* Work instructions: Copy each line of the data below, character for character.

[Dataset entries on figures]
= = = =
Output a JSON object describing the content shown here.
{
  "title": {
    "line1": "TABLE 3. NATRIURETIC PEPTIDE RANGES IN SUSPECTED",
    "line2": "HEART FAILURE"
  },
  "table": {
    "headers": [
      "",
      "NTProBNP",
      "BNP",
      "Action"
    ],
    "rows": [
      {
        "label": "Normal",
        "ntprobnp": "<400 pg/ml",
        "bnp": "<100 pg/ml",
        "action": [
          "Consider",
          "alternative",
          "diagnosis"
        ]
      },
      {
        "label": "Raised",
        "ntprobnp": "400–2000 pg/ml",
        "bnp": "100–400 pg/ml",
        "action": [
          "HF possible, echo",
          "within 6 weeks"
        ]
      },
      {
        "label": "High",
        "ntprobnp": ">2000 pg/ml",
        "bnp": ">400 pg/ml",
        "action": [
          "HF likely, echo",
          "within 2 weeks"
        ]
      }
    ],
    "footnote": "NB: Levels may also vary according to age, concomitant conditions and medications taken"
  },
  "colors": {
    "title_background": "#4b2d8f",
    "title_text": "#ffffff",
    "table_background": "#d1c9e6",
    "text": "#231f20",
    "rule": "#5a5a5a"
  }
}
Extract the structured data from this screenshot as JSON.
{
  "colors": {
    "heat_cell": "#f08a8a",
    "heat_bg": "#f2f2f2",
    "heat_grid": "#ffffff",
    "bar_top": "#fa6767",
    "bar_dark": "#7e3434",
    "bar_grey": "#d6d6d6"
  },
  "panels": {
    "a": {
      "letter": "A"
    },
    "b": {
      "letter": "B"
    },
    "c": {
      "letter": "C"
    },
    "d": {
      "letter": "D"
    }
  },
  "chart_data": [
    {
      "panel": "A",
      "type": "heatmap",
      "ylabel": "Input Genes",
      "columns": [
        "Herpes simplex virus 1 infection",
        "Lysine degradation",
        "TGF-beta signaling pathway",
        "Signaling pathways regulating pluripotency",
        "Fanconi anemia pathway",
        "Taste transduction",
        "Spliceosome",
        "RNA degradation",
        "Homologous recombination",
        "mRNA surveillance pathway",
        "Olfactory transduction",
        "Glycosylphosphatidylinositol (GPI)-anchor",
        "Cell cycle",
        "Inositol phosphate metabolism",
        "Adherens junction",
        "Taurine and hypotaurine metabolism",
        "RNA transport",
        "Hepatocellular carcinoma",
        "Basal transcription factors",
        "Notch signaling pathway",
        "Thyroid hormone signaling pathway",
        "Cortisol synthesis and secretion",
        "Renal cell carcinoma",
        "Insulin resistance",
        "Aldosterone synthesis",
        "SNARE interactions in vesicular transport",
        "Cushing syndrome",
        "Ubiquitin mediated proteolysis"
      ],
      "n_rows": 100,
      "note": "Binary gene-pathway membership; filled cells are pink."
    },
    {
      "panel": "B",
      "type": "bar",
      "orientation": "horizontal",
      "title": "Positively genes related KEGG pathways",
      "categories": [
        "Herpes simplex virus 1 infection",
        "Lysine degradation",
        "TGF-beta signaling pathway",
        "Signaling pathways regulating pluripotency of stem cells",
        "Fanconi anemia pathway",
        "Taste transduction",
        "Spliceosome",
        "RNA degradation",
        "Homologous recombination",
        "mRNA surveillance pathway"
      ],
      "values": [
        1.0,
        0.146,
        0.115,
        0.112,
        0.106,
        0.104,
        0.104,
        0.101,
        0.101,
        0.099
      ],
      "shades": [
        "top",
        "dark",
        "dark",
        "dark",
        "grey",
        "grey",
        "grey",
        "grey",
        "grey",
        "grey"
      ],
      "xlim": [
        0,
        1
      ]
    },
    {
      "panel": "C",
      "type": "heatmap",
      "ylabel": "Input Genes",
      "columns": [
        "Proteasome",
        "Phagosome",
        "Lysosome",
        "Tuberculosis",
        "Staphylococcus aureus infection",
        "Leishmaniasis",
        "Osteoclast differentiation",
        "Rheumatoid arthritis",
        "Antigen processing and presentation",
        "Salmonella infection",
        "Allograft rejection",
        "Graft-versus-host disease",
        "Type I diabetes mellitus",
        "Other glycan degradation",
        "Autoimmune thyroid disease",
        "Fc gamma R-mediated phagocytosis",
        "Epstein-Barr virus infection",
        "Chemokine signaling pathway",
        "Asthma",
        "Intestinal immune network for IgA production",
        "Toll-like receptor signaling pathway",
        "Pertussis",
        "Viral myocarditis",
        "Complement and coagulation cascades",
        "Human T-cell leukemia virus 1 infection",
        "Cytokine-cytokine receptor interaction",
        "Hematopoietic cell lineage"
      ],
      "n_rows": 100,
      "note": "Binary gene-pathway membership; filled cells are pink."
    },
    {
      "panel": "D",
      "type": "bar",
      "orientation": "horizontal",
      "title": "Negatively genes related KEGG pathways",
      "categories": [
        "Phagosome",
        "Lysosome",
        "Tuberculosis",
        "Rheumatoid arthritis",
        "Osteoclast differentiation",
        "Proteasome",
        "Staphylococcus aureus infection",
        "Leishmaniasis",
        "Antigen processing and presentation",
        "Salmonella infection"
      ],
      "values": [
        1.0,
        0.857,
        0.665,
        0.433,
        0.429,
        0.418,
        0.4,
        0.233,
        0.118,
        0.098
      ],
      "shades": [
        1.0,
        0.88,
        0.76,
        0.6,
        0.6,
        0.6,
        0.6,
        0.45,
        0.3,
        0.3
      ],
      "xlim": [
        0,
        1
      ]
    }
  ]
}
= = = =
* Response to the exercise:
Output a JSON object describing the content shown here.
{
  "title": {
    "line1": "TABLE 3. NATRIURETIC PEPTIDE RANGES IN SUSPECTED",
    "line2": "HEART FAILURE"
  },
  "table": {
    "headers": [
      "",
      "NTProBNP",
      "BNP",
      "Action"
    ],
    "rows": [
      {
        "label": "Normal",
        "ntprobnp": "<400 pg/ml",
        "bnp": "<100 pg/ml",
        "action": [
          "Consider",
          "alternative",
          "diagnosis"
        ]
      },
      {
        "label": "Raised",
        "ntprobnp": "400–2000 pg/ml",
        "bnp": "100–400 pg/ml",
        "action": [
          "HF possible, echo",
          "within 6 weeks"
        ]
      },
      {
        "label": "High",
        "ntprobnp": ">2000 pg/ml",
        "bnp": ">400 pg/ml",
        "action": [
          "HF likely, echo",
          "within 2 weeks"
        ]
      }
    ],
    "footnote": "NB: Levels may also vary according to age, concomitant conditions and medications taken"
  },
  "colors": {
    "title_background": "#4b2d8f",
    "title_text": "#ffffff",
    "table_background": "#d1c9e6",
    "text": "#231f20",
    "rule": "#5a5a5a"
  }
}
Extract the structured data from this screenshot as JSON.
{
  "colors": {
    "heat_cell": "#f08a8a",
    "heat_bg": "#f2f2f2",
    "heat_grid": "#ffffff",
    "bar_top": "#fa6767",
    "bar_dark": "#7e3434",
    "bar_grey": "#d6d6d6"
  },
  "panels": {
    "a": {
      "letter": "A"
    },
    "b": {
      "letter": "B"
    },
    "c": {
      "letter": "C"
    },
    "d": {
      "letter": "D"
    }
  },
  "chart_data": [
    {
      "panel": "A",
      "type": "heatmap",
      "ylabel": "Input Genes",
      "columns": [
        "Herpes simplex virus 1 infection",
        "Lysine degradation",
        "TGF-beta signaling pathway",
        "Signaling pathways regulating pluripotency",
        "Fanconi anemia pathway",
        "Taste transduction",
        "Spliceosome",
        "RNA degradation",
        "Homologous recombination",
        "mRNA surveillance pathway",
        "Olfactory transduction",
        "Glycosylphosphatidylinositol (GPI)-anchor",
        "Cell cycle",
        "Inositol phosphate metabolism",
        "Adherens junction",
        "Taurine and hypotaurine metabolism",
        "RNA transport",
        "Hepatocellular carcinoma",
        "Basal transcription factors",
        "Notch signaling pathway",
        "Thyroid hormone signaling pathway",
        "Cortisol synthesis and secretion",
        "Renal cell carcinoma",
        "Insulin resistance",
        "Aldosterone synthesis",
        "SNARE interactions in vesicular transport",
        "Cushing syndrome",
        "Ubiquitin mediated proteolysis"
      ],
      "n_rows": 100,
      "note": "Binary gene-pathway membership; filled cells are pink."
    },
    {
      "panel": "B",
      "type": "bar",
      "orientation": "horizontal",
      "title": "Positively genes related KEGG pathways",
      "categories": [
        "Herpes simplex virus 1 infection",
        "Lysine degradation",
        "TGF-beta signaling pathway",
        "Signaling pathways regulating pluripotency of stem cells",
        "Fanconi anemia pathway",
        "Taste transduction",
        "Spliceosome",
        "RNA degradation",
        "Homologous recombination",
        "mRNA surveillance pathway"
      ],
      "values": [
        1.0,
        0.146,
        0.115,
        0.112,
        0.106,
        0.104,
        0.104,
        0.101,
        0.101,
        0.099
      ],
      "shades": [
        "top",
        "dark",
        "dark",
        "dark",
        "grey",
        "grey",
        "grey",
        "grey",
        "grey",
        "grey"
      ],
      "xlim": [
        0,
        1
      ]
    },
    {
      "panel": "C",
      "type": "heatmap",
      "ylabel": "Input Genes",
      "columns": [
        "Proteasome",
        "Phagosome",
        "Lysosome",
        "Tuberculosis",
        "Staphylococcus aureus infection",
        "Leishmaniasis",
        "Osteoclast differentiation",
        "Rheumatoid arthritis",
        "Antigen processing and presentation",
        "Salmonella infection",
        "Allograft rejection",
        "Graft-versus-host disease",
        "Type I diabetes mellitus",
        "Other glycan degradation",
        "Autoimmune thyroid disease",
        "Fc gamma R-mediated phagocytosis",
        "Epstein-Barr virus infection",
        "Chemokine signaling pathway",
        "Asthma",
        "Intestinal immune network for IgA production",
        "Toll-like receptor signaling pathway",
        "Pertussis",
        "Viral myocarditis",
        "Complement and coagulation cascades",
        "Human T-cell leukemia virus 1 infection",
        "Cytokine-cytokine receptor interaction",
        "Hematopoietic cell lineage"
      ],
      "n_rows": 100,
      "note": "Binary gene-pathway membership; filled cells are pink."
    },
    {
      "panel": "D",
      "type": "bar",
      "orientation": "horizontal",
      "title": "Negatively genes related KEGG pathways",
      "categories": [
        "Phagosome",
        "Lysosome",
        "Tuberculosis",
        "Rheumatoid arthritis",
        "Osteoclast differentiation",
        "Proteasome",
        "Staphylococcus aureus infection",
        "Leishmaniasis",
        "Antigen processing and presentation",
        "Salmonella infection"
      ],
      "values": [
        1.0,
        0.857,
        0.665,
        0.433,
        0.429,
        0.418,
        0.4,
        0.233,
        0.118,
        0.098
      ],
      "shades": [
        1.0,
        0.88,
        0.76,
        0.6,
        0.6,
        0.6,
        0.6,
        0.45,
        0.3,
        0.3
      ],
      "xlim": [
        0,
        1
      ]
    }
  ]
}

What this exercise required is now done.